What you have to do
Retype each record below word for word. Leave the pictures out.

Collected data entries:
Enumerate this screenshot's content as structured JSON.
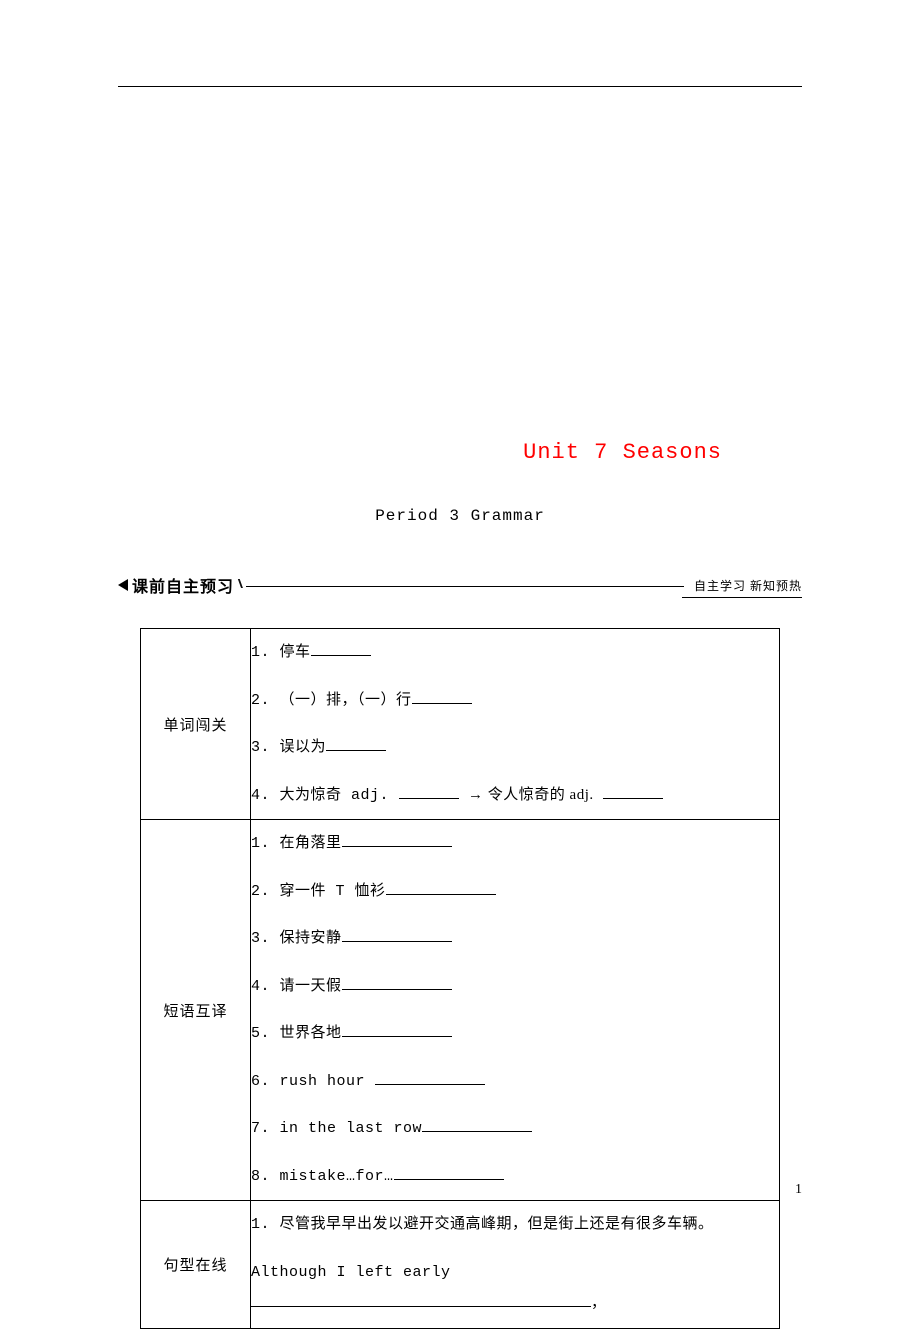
{
  "header": {
    "unit_title": "Unit 7 Seasons",
    "period_title": "Period 3  Grammar"
  },
  "section": {
    "heading": "课前自主预习",
    "right_text": "自主学习  新知预热"
  },
  "rows": {
    "vocab": {
      "label": "单词闯关",
      "items": [
        "1. 停车",
        "2. （一）排，（一）行",
        "3. 误以为",
        "4. 大为惊奇 adj."
      ],
      "item4_middle": "→ 令人惊奇的 adj."
    },
    "phrases": {
      "label": "短语互译",
      "items": [
        "1. 在角落里",
        "2. 穿一件 T 恤衫",
        "3. 保持安静",
        "4. 请一天假",
        "5. 世界各地",
        "6. rush hour",
        "7. in the last row",
        "8. mistake…for…"
      ]
    },
    "sentences": {
      "label": "句型在线",
      "item1_cn": "1. 尽管我早早出发以避开交通高峰期，但是街上还是有很多车辆。",
      "item1_en_prefix": "Although I left early",
      "item1_en_suffix": "，"
    }
  },
  "page_num": "1"
}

Answer to this problem
Enumerate this screenshot's content as structured JSON.
{
  "header": {
    "unit_title": "Unit 7 Seasons",
    "period_title": "Period 3  Grammar"
  },
  "section": {
    "heading": "课前自主预习",
    "right_text": "自主学习  新知预热"
  },
  "rows": {
    "vocab": {
      "label": "单词闯关",
      "items": [
        "1. 停车",
        "2. （一）排，（一）行",
        "3. 误以为",
        "4. 大为惊奇 adj."
      ],
      "item4_middle": "→ 令人惊奇的 adj."
    },
    "phrases": {
      "label": "短语互译",
      "items": [
        "1. 在角落里",
        "2. 穿一件 T 恤衫",
        "3. 保持安静",
        "4. 请一天假",
        "5. 世界各地",
        "6. rush hour",
        "7. in the last row",
        "8. mistake…for…"
      ]
    },
    "sentences": {
      "label": "句型在线",
      "item1_cn": "1. 尽管我早早出发以避开交通高峰期，但是街上还是有很多车辆。",
      "item1_en_prefix": "Although I left early",
      "item1_en_suffix": "，"
    }
  },
  "page_num": "1"
}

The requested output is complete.